*RECORDS SHOWN*.
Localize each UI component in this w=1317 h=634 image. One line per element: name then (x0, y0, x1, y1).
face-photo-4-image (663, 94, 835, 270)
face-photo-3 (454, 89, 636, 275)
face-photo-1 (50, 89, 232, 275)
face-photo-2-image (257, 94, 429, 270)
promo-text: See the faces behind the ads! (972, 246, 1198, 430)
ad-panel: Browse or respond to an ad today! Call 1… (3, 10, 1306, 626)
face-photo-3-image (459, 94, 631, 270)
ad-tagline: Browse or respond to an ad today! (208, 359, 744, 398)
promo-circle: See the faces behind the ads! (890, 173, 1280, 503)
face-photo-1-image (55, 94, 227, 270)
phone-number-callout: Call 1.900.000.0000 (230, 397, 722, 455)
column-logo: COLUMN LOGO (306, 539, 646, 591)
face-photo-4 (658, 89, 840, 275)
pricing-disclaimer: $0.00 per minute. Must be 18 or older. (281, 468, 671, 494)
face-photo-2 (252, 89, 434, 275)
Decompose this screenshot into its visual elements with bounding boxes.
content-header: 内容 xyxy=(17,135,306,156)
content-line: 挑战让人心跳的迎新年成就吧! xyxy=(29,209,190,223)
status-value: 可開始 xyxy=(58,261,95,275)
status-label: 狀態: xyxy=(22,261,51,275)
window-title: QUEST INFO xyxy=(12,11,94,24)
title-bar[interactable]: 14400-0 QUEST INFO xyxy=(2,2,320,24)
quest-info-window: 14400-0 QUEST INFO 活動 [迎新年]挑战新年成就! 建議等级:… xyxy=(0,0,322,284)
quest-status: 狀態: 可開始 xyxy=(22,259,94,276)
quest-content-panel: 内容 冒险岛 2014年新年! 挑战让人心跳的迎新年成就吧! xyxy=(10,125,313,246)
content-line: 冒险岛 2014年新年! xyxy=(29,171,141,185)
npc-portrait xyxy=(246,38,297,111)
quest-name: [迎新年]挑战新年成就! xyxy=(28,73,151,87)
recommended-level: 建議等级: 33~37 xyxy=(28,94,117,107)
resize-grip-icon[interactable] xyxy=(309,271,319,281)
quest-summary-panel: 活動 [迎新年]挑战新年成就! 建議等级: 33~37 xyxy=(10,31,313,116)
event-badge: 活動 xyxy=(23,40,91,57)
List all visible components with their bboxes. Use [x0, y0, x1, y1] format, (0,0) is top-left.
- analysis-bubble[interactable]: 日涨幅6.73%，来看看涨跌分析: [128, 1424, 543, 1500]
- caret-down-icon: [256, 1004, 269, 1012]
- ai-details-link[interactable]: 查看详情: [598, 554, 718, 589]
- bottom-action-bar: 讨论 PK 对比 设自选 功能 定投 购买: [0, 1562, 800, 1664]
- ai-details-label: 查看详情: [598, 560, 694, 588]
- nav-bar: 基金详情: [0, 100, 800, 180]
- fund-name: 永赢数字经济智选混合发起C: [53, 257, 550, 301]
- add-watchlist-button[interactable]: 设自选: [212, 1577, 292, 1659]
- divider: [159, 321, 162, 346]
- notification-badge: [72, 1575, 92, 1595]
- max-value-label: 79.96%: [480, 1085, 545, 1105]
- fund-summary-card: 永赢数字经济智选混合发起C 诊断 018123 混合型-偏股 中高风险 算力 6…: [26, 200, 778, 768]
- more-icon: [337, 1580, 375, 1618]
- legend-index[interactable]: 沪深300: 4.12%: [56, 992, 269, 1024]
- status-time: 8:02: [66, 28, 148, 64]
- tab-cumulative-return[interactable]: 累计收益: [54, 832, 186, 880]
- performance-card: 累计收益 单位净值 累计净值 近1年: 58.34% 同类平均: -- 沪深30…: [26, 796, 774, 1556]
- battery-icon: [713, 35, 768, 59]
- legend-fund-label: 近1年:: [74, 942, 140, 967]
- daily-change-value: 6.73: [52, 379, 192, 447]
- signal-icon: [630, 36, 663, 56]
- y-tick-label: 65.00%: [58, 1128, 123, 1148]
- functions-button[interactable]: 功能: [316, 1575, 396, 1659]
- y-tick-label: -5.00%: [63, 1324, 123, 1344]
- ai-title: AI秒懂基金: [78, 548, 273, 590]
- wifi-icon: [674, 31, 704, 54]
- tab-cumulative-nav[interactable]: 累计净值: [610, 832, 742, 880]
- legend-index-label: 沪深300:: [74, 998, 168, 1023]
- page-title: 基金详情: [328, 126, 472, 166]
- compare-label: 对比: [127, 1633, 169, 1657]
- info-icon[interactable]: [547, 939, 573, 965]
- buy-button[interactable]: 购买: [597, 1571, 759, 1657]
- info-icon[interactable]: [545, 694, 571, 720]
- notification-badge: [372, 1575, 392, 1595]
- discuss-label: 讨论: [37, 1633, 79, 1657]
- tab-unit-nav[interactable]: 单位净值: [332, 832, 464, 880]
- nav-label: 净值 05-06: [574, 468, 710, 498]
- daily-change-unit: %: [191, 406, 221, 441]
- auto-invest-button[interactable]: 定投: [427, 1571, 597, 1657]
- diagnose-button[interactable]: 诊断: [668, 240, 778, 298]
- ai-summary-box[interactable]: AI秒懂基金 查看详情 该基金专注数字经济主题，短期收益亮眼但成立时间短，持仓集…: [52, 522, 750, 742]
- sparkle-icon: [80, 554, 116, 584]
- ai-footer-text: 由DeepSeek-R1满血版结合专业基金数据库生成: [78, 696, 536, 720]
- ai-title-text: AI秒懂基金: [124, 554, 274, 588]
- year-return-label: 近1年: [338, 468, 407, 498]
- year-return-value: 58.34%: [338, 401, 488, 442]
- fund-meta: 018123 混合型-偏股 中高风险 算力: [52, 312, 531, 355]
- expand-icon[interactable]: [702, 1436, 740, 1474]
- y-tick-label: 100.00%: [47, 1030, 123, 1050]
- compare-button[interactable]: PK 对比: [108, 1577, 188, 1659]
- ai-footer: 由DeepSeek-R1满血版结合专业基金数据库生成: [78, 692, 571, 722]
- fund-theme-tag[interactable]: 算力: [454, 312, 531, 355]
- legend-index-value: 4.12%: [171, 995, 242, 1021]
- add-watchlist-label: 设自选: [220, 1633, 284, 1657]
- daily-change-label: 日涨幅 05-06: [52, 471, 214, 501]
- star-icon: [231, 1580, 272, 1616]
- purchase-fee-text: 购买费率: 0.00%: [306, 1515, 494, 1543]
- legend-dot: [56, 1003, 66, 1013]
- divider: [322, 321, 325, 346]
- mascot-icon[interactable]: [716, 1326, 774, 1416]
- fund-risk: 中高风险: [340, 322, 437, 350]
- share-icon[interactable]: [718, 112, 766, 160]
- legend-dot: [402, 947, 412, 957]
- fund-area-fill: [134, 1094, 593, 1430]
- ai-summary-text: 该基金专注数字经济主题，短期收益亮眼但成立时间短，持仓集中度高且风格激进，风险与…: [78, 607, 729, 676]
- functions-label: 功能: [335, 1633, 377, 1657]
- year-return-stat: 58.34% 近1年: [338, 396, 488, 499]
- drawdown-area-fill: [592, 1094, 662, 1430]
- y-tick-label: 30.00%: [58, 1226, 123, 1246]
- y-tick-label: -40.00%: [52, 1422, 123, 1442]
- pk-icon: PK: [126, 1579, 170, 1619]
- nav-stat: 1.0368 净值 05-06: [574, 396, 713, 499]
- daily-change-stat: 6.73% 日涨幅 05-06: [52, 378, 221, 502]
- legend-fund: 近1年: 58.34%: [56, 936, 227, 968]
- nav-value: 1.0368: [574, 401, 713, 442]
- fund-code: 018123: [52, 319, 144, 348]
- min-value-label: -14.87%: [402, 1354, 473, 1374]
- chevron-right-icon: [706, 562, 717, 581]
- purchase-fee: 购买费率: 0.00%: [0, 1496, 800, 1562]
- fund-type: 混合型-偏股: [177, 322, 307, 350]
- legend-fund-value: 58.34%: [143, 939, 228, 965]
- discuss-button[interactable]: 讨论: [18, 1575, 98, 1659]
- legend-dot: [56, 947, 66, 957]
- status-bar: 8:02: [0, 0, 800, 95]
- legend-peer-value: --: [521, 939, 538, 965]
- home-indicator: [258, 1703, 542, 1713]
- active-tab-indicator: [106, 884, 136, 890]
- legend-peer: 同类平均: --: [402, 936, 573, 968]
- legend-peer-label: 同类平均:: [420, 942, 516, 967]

*INSTRUCTIONS TO FOLLOW*.
Please copy the lines above verbatim, starting at the first line and ending at the line that contains "window-title: QUEST INFO xyxy=(12,11,94,24)".

*OUTPUT OF THE EXERCISE*.
Localize each UI component in this w=1317 h=634 image. One line per element: name then (x0, y0, x1, y1).
face-photo-4-image (663, 94, 835, 270)
face-photo-3 (454, 89, 636, 275)
face-photo-1 (50, 89, 232, 275)
face-photo-2-image (257, 94, 429, 270)
promo-text: See the faces behind the ads! (972, 246, 1198, 430)
ad-panel: Browse or respond to an ad today! Call 1… (3, 10, 1306, 626)
face-photo-3-image (459, 94, 631, 270)
ad-tagline: Browse or respond to an ad today! (208, 359, 744, 398)
promo-circle: See the faces behind the ads! (890, 173, 1280, 503)
face-photo-1-image (55, 94, 227, 270)
phone-number-callout: Call 1.900.000.0000 (230, 397, 722, 455)
column-logo: COLUMN LOGO (306, 539, 646, 591)
face-photo-4 (658, 89, 840, 275)
pricing-disclaimer: $0.00 per minute. Must be 18 or older. (281, 468, 671, 494)
face-photo-2 (252, 89, 434, 275)
Decompose this screenshot into its visual elements with bounding boxes.
content-header: 内容 xyxy=(17,135,306,156)
content-line: 挑战让人心跳的迎新年成就吧! xyxy=(29,209,190,223)
status-value: 可開始 xyxy=(58,261,95,275)
status-label: 狀態: xyxy=(22,261,51,275)
window-title: QUEST INFO xyxy=(12,11,94,24)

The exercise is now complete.